#### [Consigna 1]
Según el fragmento sobre Ayala, ¿durante qué años vivió en Berlín?

Efectivamente, al conseguir la Beca de la Junta para Ampliación de Estudios, Ayala se traslada a Berlín (1929-1934), lo que le permite observar el auge del nazismo y el fin de la República de Weimar. En su obra Erika ante el invierno, todavía impregnada de vanguardismo, ya se vislumbra un trasfondo social, que percibiera con acierto el hispanista alemán Walter Pabst como "reflejo del dolor desesperado que afligía por entonces el corazón de Europa". A propósito de esa crítica dice Ayala en el proemio de La cabeza del cordero: "Yo, en verdad, no me había propuesto reflejar eso, ni reflejar nada, sino acaso seguir tanteando en la dirección estética elegida; pero al considerarlo después, compruebo su razón y que, en efecto, mi permanencia en Berlín por los años 29 y 30 [...] infundió en mi ánimo la intuición [...] de las realidades tremendas que se incubaban, ante cuya perspectiva ¿qué sentido podía tener aquel jugueteo literario, estetizante y gratuito a que estábamos entregados? Poco después...". El invierno es la metáfora de la guerra en ciernes: Sólo un pequeño y tierno amor podría suavizar el invierno. Pero en el invierno todas las puertas están cerradas, todas las caras son hoscas; y si por acaso, durante un trayecto en el autobús, se han deshelado unos ojos y una boca se ha abierto para declarar: me llamo Hermann, todo esto no dura más que un momento... Ahora hay que vivir un mundo de penumbra, de oquedades, de interiores.
La II República española, tan pronto vino, se fue. Ayala conoció a Manuel Azaña en un café de Madrid y encarece de él el respeto con que su entorno lo percibía, aunque le reprocha la inflexibilidad de su dogma liberal. Por ese tiempo, el padre de Ayala es designado administrador de las Huelgas Reales de Burgos, cargo que no le servirá para evitar su detención cuando estalla la guerra civil. La contienda coge a Ayala en Argentina. Regresa a España para ponerse al servicio de la República y se aloja en Valencia, donde el gobierno republicano había instalado su sede. Poco más tarde, el padre de Ayala y también su hermano Rafael son fusilados por los sublevados. De nada sirven las gestiones de Vicente Ayala para que intercediera en el asunto el arzobispo de Burgos. Ayala evita siempre hablar de ese capítulo atroz en su vida porque "para algunas personas es un consuelo proclamar las desgracias que ha tenido en su familia pero yo prefiero callarme". Hablan, sin embargo, sus obras. En el estremecedor relato "Diálogo de los muertos", recogido en Los usurpadores dice, más bien grita, Ayala: No había nada por ninguna parte. Nada, sino silencio; un silencio húmedo que rezumaba, calaba hasta lo más hondo; un silencio que era la ausencia y el vacío de la atronadora refriega, ya pasada. No había nada, nada sobre la tierra... Bajo ella, muertos infinitos yacían en confusión, ahora casi tierra ya también ellos, y todavía lastimada humanidad, sin embargo; muertos preñados con el plomo de su muerte, muertos retorcidos en el horror de su martirio; muertos consumidos en la perfección absoluta de su hambre; muertos. Sepultados de cualquier modo, entre las raíces de los vegetales —entregados a esas garras ávidas, insaciables, vivificadas por la lluvia que había escurrido tan largamente por entre piedras y huesos. Y más adelante, refiriéndose a los verdugos: Creen vivir quizá, porque están de pie. Pero tienen corrompidas las raíces del ser.

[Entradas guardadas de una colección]
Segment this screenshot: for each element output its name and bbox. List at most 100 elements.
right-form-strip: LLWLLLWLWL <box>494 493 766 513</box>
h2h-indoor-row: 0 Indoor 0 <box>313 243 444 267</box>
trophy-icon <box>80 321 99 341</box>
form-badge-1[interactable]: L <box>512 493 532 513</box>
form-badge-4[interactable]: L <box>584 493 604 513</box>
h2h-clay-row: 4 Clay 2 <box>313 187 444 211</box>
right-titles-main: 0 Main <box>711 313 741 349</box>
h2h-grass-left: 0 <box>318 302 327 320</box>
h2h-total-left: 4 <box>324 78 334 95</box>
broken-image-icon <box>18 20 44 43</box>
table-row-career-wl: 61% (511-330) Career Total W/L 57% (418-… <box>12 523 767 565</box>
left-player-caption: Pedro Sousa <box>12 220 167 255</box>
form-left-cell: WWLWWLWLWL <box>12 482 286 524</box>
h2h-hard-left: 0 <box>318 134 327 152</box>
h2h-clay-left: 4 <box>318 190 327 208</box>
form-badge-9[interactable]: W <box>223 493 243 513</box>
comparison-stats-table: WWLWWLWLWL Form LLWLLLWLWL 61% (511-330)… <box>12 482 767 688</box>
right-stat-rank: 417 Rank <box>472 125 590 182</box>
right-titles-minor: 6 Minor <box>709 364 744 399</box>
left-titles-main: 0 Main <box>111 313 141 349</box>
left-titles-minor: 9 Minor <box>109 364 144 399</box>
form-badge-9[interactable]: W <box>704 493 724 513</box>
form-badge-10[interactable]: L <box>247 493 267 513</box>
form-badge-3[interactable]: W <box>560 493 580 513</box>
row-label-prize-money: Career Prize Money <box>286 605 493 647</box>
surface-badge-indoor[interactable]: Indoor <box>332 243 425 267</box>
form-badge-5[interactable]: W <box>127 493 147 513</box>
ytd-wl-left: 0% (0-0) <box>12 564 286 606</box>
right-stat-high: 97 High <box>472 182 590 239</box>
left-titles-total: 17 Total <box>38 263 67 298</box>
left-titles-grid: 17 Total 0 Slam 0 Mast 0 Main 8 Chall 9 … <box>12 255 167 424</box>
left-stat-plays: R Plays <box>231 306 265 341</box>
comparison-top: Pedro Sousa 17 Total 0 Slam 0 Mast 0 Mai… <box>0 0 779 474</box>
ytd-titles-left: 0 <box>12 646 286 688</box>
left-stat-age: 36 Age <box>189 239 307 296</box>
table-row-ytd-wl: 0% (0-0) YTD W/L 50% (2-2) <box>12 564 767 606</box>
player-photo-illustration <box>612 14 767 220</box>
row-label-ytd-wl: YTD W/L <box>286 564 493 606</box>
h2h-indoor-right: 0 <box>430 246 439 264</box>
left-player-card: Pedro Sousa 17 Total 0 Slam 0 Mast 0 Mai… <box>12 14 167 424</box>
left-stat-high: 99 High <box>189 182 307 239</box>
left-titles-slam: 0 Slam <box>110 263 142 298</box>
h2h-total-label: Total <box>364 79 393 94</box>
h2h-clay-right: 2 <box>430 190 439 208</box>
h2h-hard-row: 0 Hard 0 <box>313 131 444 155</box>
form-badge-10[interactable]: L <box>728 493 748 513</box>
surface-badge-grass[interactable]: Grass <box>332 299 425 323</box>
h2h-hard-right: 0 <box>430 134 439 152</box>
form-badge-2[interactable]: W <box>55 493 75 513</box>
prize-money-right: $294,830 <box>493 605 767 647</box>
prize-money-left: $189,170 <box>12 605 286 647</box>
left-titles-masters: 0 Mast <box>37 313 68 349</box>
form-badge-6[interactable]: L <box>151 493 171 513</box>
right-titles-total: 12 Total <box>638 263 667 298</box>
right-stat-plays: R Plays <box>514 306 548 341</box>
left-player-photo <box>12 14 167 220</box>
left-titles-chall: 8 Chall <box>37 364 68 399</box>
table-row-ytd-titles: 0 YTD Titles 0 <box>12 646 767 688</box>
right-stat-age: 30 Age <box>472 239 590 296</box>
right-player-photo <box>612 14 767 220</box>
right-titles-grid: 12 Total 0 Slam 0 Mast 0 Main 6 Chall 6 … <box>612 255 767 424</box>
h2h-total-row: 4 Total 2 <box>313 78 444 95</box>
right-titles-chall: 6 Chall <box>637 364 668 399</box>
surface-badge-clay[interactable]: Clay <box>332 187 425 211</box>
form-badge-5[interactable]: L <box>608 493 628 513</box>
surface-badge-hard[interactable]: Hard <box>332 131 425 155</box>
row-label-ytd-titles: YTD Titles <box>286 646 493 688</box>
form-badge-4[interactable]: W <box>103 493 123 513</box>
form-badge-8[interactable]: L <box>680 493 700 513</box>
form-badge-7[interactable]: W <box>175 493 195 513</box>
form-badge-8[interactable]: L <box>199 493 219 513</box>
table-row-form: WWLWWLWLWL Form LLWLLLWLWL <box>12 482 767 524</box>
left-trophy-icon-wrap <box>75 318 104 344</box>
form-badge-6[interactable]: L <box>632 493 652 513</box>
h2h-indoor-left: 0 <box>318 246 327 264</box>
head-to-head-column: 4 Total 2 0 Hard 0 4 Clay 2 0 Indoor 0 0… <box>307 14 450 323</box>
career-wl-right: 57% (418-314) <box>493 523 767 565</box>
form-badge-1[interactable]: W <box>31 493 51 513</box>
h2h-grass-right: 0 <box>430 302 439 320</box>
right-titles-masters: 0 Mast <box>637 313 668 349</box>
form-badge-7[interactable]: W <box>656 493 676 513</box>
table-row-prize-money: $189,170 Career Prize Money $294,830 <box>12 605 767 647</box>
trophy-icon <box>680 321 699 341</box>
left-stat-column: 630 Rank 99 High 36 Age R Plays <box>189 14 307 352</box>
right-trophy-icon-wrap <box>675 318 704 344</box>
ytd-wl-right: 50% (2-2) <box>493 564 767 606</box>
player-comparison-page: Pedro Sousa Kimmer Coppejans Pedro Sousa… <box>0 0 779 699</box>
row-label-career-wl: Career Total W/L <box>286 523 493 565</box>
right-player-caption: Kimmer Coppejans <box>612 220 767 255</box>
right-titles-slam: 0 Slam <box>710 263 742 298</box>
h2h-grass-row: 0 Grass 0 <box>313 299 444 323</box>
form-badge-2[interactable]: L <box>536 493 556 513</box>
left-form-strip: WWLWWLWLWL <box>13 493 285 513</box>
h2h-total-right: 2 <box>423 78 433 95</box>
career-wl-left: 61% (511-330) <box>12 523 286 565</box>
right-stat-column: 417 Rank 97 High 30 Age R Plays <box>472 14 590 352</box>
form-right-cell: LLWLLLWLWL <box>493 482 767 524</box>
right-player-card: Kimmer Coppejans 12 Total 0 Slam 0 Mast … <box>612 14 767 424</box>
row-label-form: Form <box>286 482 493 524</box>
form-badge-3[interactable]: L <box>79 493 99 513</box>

#### [Consigna 2]
Por favor, transcribe sin cambios la parte del listado que va desde su primera línea hasta la línea que contiene "form-left-cell: WWLWWLWLWL <box>12", ambas incluidas.

#### [Respuesta correcta 1]
De 1929 a 1934.

#### [Respuesta correcta 2]
Segment this screenshot: for each element output its name and bbox. List at most 100 elements.
right-form-strip: LLWLLLWLWL <box>494 493 766 513</box>
h2h-indoor-row: 0 Indoor 0 <box>313 243 444 267</box>
trophy-icon <box>80 321 99 341</box>
form-badge-1[interactable]: L <box>512 493 532 513</box>
form-badge-4[interactable]: L <box>584 493 604 513</box>
h2h-clay-row: 4 Clay 2 <box>313 187 444 211</box>
right-titles-main: 0 Main <box>711 313 741 349</box>
h2h-grass-left: 0 <box>318 302 327 320</box>
h2h-total-left: 4 <box>324 78 334 95</box>
broken-image-icon <box>18 20 44 43</box>
table-row-career-wl: 61% (511-330) Career Total W/L 57% (418-… <box>12 523 767 565</box>
left-player-caption: Pedro Sousa <box>12 220 167 255</box>
form-left-cell: WWLWWLWLWL <box>12 482 286 524</box>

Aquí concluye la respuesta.